# [Written task]
Give back the records below exactly, every one, with no pictures.

....................

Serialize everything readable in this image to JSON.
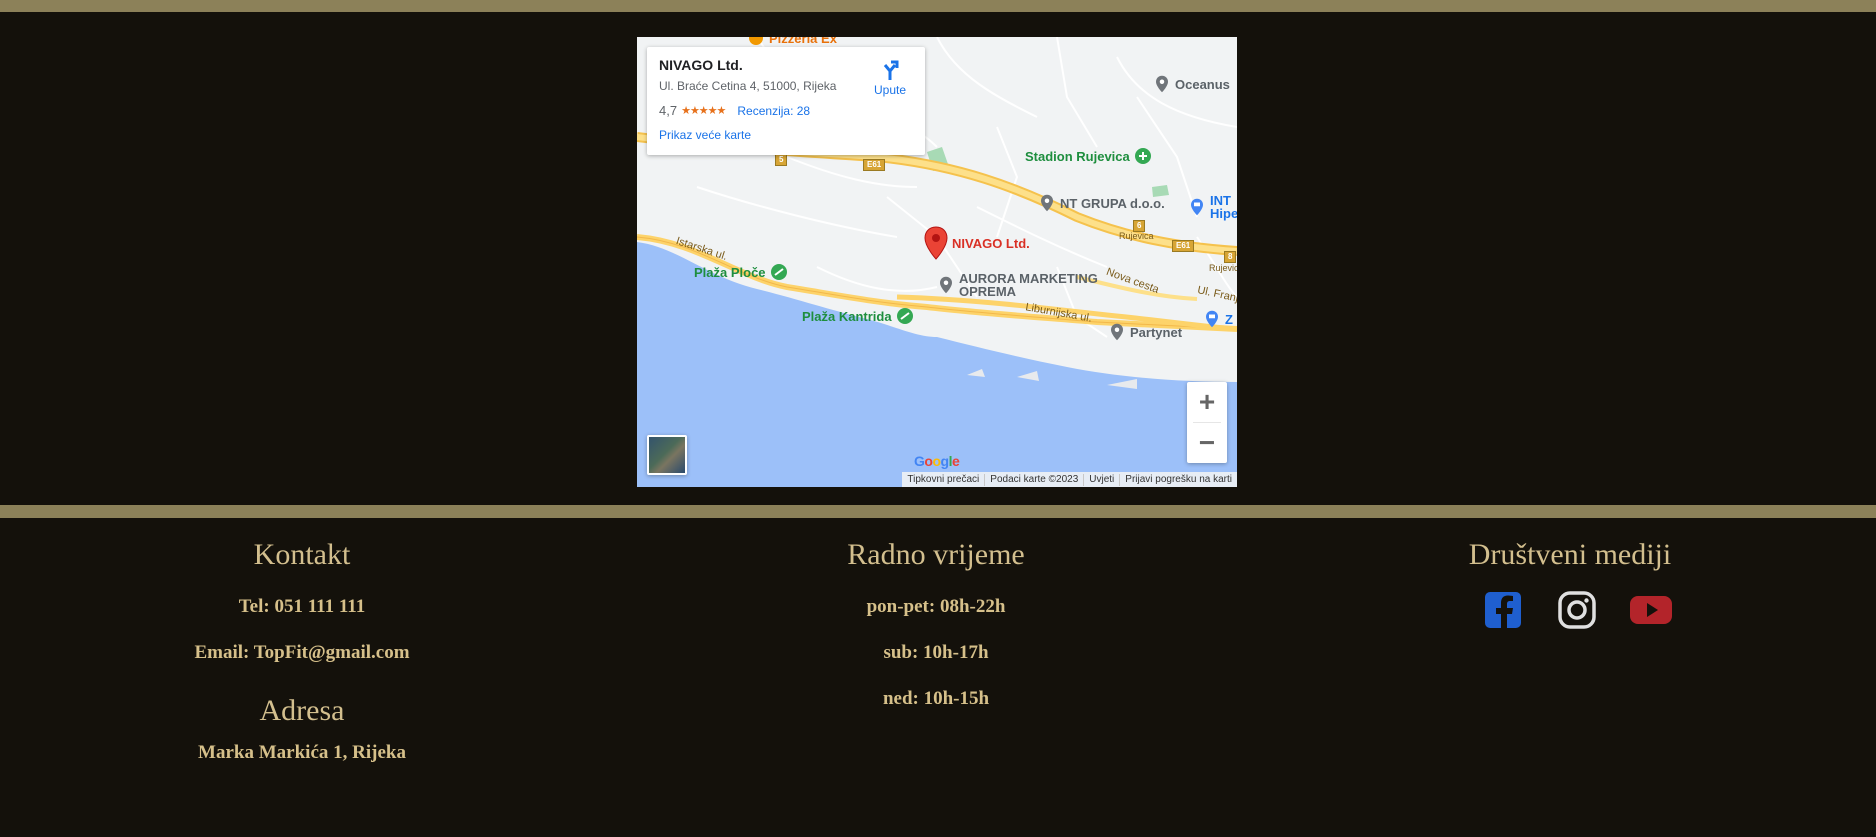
{
  "map": {
    "info_card": {
      "title": "NIVAGO Ltd.",
      "address": "Ul. Braće Cetina 4, 51000, Rijeka",
      "rating": "4,7",
      "stars": "★★★★★",
      "reviews": "Recenzija: 28",
      "bigger_map_link": "Prikaz veće karte",
      "directions_label": "Upute"
    },
    "places": {
      "top_cut": "Pizzeria Ex",
      "oceanus": "Oceanus",
      "stadion": "Stadion Rujevica",
      "nt_grupa": "NT GRUPA d.o.o.",
      "inter": "INT",
      "hipe": "Hipe",
      "nivago": "NIVAGO Ltd.",
      "aurora_1": "AURORA MARKETING",
      "aurora_2": "OPREMA",
      "plaza_ploce": "Plaža Ploče",
      "plaza_kantrida": "Plaža Kantrida",
      "partynet": "Partynet",
      "z_cut": "Z"
    },
    "road_labels": {
      "istarska": "Istarska ul.",
      "nova_cesta": "Nova cesta",
      "ul_franje": "Ul. Franje",
      "liburnijska": "Liburnijska ul.",
      "rujevica": "Rujevica",
      "rujevica_2": "Rujevic"
    },
    "shields": {
      "e61_a": "E61",
      "e61_b": "E61",
      "r5": "5",
      "r6": "6",
      "r8": "8"
    },
    "zoom_in": "+",
    "zoom_out": "−",
    "google_logo": "Google",
    "attribution": {
      "shortcuts": "Tipkovni prečaci",
      "map_data": "Podaci karte ©2023",
      "terms": "Uvjeti",
      "report": "Prijavi pogrešku na karti"
    }
  },
  "footer": {
    "contact": {
      "heading": "Kontakt",
      "phone": "Tel: 051 111 111",
      "email": "Email: TopFit@gmail.com",
      "address_heading": "Adresa",
      "address": "Marka Markića 1, Rijeka"
    },
    "hours": {
      "heading": "Radno vrijeme",
      "weekdays": "pon-pet: 08h-22h",
      "saturday": "sub: 10h-17h",
      "sunday": "ned: 10h-15h"
    },
    "social": {
      "heading": "Društveni mediji",
      "icons": [
        "facebook-icon",
        "instagram-icon",
        "youtube-icon"
      ],
      "colors": {
        "facebook": "#1f5fcf",
        "instagram": "#e0e0e0",
        "youtube": "#b3242a"
      }
    }
  },
  "colors": {
    "background": "#14110b",
    "rule": "#8c8159",
    "heading": "#d3bf8e",
    "text": "#d6c08a"
  }
}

....................

# [Written response]
Serialize everything readable in this image to JSON.
{
  "map": {
    "info_card": {
      "title": "NIVAGO Ltd.",
      "address": "Ul. Braće Cetina 4, 51000, Rijeka",
      "rating": "4,7",
      "stars": "★★★★★",
      "reviews": "Recenzija: 28",
      "bigger_map_link": "Prikaz veće karte",
      "directions_label": "Upute"
    },
    "places": {
      "top_cut": "Pizzeria Ex",
      "oceanus": "Oceanus",
      "stadion": "Stadion Rujevica",
      "nt_grupa": "NT GRUPA d.o.o.",
      "inter": "INT",
      "hipe": "Hipe",
      "nivago": "NIVAGO Ltd.",
      "aurora_1": "AURORA MARKETING",
      "aurora_2": "OPREMA",
      "plaza_ploce": "Plaža Ploče",
      "plaza_kantrida": "Plaža Kantrida",
      "partynet": "Partynet",
      "z_cut": "Z"
    },
    "road_labels": {
      "istarska": "Istarska ul.",
      "nova_cesta": "Nova cesta",
      "ul_franje": "Ul. Franje",
      "liburnijska": "Liburnijska ul.",
      "rujevica": "Rujevica",
      "rujevica_2": "Rujevic"
    },
    "shields": {
      "e61_a": "E61",
      "e61_b": "E61",
      "r5": "5",
      "r6": "6",
      "r8": "8"
    },
    "zoom_in": "+",
    "zoom_out": "−",
    "google_logo": "Google",
    "attribution": {
      "shortcuts": "Tipkovni prečaci",
      "map_data": "Podaci karte ©2023",
      "terms": "Uvjeti",
      "report": "Prijavi pogrešku na karti"
    }
  },
  "footer": {
    "contact": {
      "heading": "Kontakt",
      "phone": "Tel: 051 111 111",
      "email": "Email: TopFit@gmail.com",
      "address_heading": "Adresa",
      "address": "Marka Markića 1, Rijeka"
    },
    "hours": {
      "heading": "Radno vrijeme",
      "weekdays": "pon-pet: 08h-22h",
      "saturday": "sub: 10h-17h",
      "sunday": "ned: 10h-15h"
    },
    "social": {
      "heading": "Društveni mediji",
      "icons": [
        "facebook-icon",
        "instagram-icon",
        "youtube-icon"
      ],
      "colors": {
        "facebook": "#1f5fcf",
        "instagram": "#e0e0e0",
        "youtube": "#b3242a"
      }
    }
  },
  "colors": {
    "background": "#14110b",
    "rule": "#8c8159",
    "heading": "#d3bf8e",
    "text": "#d6c08a"
  }
}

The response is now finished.